• **PROBLEM DESCRIPTION**
Copy each line of the records that holds the string "JSON".
-.-.-
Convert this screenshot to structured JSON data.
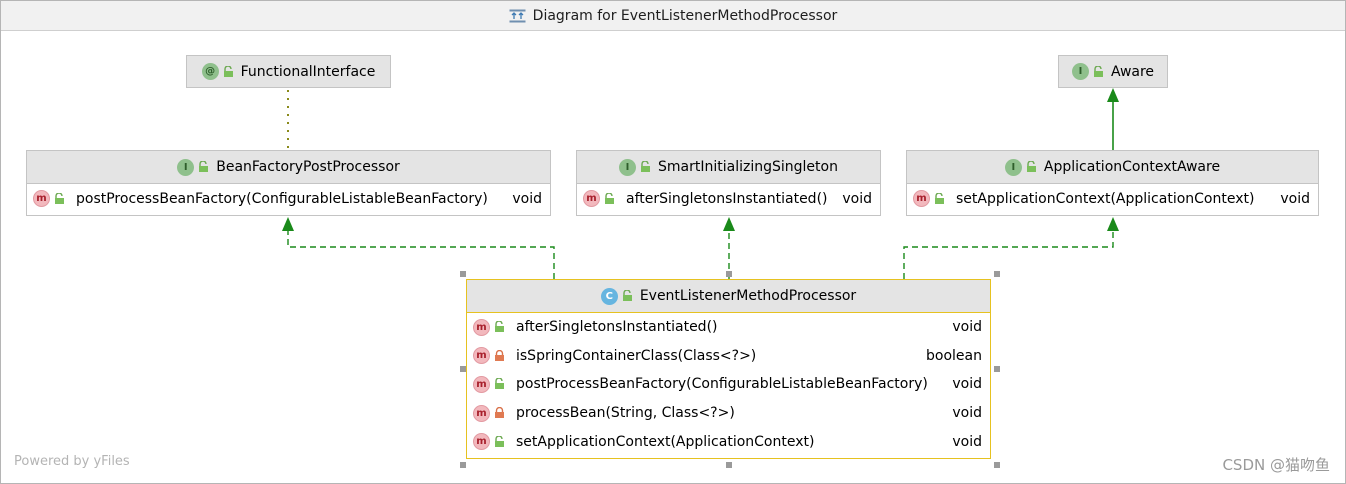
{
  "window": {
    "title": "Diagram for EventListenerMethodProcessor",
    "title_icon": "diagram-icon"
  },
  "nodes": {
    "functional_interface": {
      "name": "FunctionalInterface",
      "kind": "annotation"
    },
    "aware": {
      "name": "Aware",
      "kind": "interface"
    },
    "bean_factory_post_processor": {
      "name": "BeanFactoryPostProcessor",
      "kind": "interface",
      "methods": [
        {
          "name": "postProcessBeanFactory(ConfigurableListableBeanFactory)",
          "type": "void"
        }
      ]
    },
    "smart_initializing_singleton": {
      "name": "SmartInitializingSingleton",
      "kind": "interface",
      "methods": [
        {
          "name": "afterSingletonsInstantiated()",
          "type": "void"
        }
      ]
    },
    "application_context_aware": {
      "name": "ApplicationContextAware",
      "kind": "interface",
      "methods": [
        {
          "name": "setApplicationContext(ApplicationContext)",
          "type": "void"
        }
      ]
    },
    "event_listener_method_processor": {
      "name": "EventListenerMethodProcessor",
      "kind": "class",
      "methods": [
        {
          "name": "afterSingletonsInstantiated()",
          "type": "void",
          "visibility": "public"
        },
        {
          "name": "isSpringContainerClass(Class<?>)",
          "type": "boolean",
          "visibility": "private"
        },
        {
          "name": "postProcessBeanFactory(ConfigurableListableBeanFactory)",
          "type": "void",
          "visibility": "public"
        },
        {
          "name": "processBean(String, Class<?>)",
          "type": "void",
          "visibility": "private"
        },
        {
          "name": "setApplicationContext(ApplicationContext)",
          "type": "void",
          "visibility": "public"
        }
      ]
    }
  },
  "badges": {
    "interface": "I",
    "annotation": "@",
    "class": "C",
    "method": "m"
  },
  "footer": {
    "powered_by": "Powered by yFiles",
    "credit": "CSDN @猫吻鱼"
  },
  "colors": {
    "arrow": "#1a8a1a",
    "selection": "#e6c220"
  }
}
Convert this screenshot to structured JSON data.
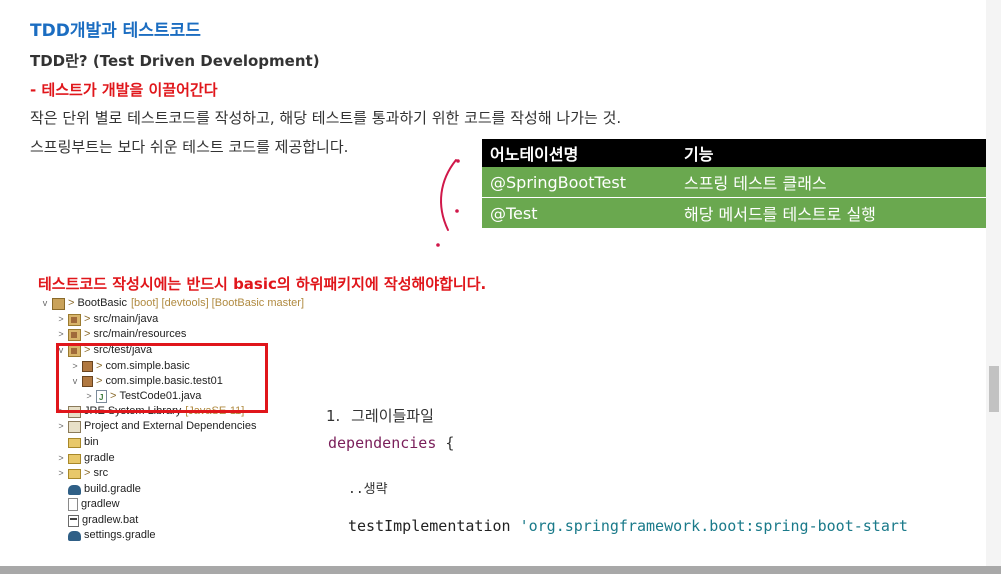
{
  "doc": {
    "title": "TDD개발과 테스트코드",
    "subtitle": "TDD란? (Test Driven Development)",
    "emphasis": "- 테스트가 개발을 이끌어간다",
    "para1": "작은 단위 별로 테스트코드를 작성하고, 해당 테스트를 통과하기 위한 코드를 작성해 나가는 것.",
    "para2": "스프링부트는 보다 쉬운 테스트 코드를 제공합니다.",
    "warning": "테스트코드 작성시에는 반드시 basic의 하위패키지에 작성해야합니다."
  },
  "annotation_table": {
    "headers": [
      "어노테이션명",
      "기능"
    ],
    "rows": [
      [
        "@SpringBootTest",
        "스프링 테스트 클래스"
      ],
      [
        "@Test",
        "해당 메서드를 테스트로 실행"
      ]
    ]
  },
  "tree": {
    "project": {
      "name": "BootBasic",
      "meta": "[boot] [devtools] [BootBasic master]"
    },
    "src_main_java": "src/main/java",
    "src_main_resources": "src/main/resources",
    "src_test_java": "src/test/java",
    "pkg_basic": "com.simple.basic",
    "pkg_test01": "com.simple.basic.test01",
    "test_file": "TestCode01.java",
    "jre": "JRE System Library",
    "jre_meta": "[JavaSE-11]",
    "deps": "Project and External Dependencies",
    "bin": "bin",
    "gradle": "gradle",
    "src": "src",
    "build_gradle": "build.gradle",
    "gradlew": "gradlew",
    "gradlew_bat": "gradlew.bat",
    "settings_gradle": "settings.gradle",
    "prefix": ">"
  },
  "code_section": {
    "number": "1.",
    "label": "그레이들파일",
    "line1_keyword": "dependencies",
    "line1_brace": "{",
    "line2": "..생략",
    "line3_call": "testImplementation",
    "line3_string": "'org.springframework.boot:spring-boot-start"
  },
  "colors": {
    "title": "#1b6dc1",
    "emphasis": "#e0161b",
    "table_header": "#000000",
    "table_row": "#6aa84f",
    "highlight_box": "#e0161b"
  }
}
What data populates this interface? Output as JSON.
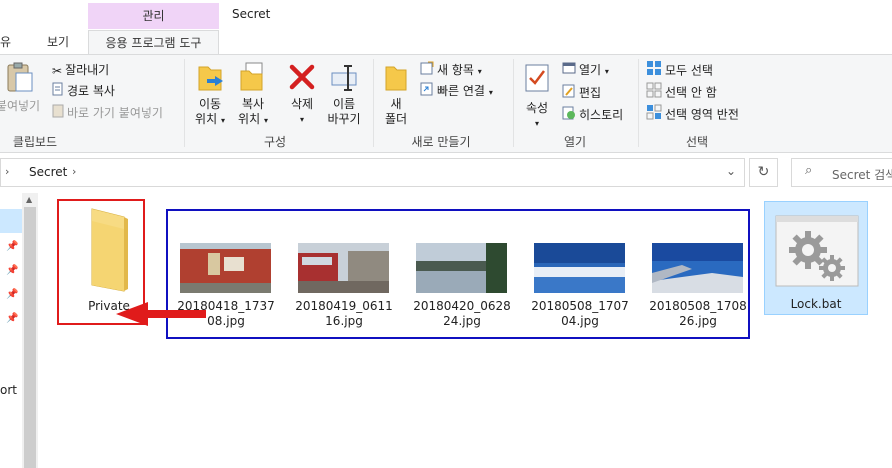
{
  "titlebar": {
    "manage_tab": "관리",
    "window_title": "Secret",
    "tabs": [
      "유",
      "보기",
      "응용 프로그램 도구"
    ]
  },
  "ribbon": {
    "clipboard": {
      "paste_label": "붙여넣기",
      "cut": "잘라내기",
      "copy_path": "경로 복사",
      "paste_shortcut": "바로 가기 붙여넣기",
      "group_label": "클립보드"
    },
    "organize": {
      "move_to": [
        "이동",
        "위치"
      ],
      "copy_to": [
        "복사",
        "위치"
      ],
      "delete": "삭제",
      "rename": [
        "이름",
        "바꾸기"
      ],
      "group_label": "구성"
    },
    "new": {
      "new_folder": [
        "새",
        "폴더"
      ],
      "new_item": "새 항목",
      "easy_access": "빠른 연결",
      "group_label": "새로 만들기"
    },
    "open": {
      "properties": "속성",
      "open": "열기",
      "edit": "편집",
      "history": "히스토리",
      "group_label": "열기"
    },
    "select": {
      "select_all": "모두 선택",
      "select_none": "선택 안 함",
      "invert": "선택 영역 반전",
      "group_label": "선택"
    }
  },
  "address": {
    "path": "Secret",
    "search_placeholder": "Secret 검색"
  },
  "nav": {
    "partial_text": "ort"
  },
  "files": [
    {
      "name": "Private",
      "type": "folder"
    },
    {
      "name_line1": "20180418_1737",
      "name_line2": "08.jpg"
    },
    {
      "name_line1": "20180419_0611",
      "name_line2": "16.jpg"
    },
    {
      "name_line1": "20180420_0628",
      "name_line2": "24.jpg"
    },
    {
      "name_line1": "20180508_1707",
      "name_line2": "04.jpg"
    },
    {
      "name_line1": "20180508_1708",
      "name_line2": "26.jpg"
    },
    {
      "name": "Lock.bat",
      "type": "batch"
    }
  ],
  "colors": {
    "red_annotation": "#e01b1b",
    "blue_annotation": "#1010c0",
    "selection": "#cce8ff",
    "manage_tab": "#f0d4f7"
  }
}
-.-.-
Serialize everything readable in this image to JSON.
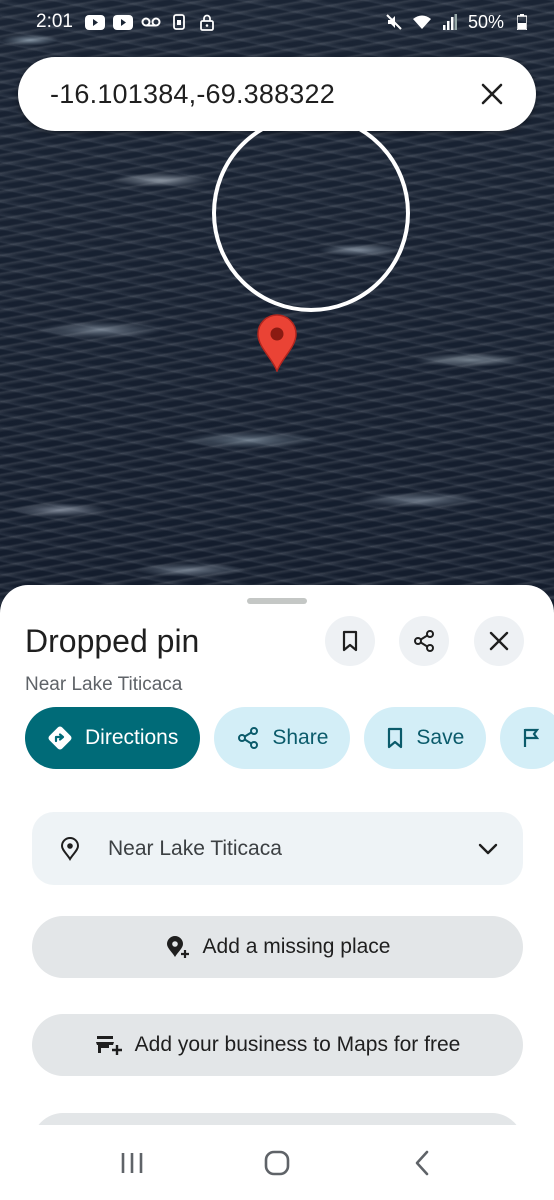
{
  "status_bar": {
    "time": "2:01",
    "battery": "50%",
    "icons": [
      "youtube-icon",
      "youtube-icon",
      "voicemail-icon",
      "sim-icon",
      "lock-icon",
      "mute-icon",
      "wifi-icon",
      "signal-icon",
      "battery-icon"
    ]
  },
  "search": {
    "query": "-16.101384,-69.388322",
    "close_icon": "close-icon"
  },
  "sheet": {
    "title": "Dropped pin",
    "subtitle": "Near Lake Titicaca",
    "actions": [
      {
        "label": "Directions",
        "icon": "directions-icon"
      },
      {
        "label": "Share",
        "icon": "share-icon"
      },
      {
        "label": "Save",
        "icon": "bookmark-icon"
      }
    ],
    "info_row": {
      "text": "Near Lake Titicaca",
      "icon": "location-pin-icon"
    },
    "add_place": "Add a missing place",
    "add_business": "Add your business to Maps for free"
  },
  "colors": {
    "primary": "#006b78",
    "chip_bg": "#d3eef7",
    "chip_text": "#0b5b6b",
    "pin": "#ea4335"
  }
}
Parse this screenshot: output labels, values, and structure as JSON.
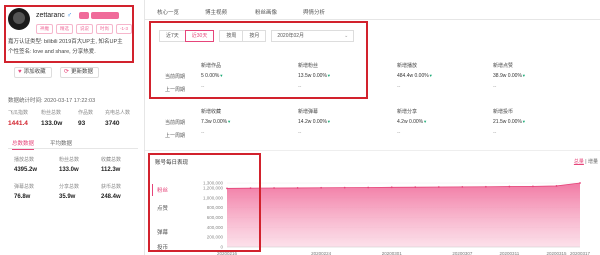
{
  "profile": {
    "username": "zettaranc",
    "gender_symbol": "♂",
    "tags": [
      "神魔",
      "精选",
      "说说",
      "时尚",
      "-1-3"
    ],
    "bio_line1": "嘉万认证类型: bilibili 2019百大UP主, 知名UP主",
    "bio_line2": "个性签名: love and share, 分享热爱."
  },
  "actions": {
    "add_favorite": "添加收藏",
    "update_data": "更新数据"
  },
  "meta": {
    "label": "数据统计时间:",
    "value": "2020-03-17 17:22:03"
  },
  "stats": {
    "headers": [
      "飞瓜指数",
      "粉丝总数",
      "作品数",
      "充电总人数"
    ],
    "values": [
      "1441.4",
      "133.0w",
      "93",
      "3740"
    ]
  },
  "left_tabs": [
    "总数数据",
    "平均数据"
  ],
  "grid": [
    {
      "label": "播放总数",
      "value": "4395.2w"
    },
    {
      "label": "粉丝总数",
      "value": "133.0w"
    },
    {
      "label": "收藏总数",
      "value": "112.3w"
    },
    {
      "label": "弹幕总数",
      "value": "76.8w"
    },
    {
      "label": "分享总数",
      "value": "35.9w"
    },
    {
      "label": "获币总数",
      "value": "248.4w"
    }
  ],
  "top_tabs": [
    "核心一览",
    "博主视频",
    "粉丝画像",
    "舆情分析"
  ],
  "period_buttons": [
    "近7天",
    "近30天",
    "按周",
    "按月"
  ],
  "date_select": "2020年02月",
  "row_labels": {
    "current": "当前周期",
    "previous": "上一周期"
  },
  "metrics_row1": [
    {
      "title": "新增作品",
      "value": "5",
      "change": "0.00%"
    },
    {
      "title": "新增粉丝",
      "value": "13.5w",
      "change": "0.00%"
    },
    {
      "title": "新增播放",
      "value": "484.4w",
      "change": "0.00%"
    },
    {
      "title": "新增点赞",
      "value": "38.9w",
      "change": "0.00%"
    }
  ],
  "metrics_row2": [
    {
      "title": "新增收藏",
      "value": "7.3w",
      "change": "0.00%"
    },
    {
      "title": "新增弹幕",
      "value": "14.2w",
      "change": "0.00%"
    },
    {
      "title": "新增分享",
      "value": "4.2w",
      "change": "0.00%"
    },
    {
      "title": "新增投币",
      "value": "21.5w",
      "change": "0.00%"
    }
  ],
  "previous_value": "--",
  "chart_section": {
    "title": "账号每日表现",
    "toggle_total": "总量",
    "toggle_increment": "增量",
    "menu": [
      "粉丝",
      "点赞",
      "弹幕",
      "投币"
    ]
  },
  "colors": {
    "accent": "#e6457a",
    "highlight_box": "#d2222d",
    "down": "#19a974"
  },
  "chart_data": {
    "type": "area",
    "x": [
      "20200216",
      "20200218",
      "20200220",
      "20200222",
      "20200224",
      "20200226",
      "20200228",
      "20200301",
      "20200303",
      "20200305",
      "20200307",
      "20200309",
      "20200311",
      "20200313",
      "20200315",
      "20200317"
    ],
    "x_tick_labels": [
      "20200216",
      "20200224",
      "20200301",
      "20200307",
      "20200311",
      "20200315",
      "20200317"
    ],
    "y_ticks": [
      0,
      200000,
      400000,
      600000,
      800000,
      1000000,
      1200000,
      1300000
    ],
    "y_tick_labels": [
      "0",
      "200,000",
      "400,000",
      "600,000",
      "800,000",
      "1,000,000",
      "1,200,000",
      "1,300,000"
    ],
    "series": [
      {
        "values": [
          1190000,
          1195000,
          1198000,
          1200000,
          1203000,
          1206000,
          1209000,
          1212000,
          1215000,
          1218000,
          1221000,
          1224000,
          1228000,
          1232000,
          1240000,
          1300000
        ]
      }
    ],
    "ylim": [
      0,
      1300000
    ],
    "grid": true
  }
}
-.-.-
• **RESPONSE FOR THIS EXERCISE**
Convert this screenshot to structured JSON data.
Convert this screenshot to structured JSON data.
What data populates this interface? Output as JSON.
Serialize everything readable in this image to JSON.
Parse this screenshot: output labels, values, and structure as JSON.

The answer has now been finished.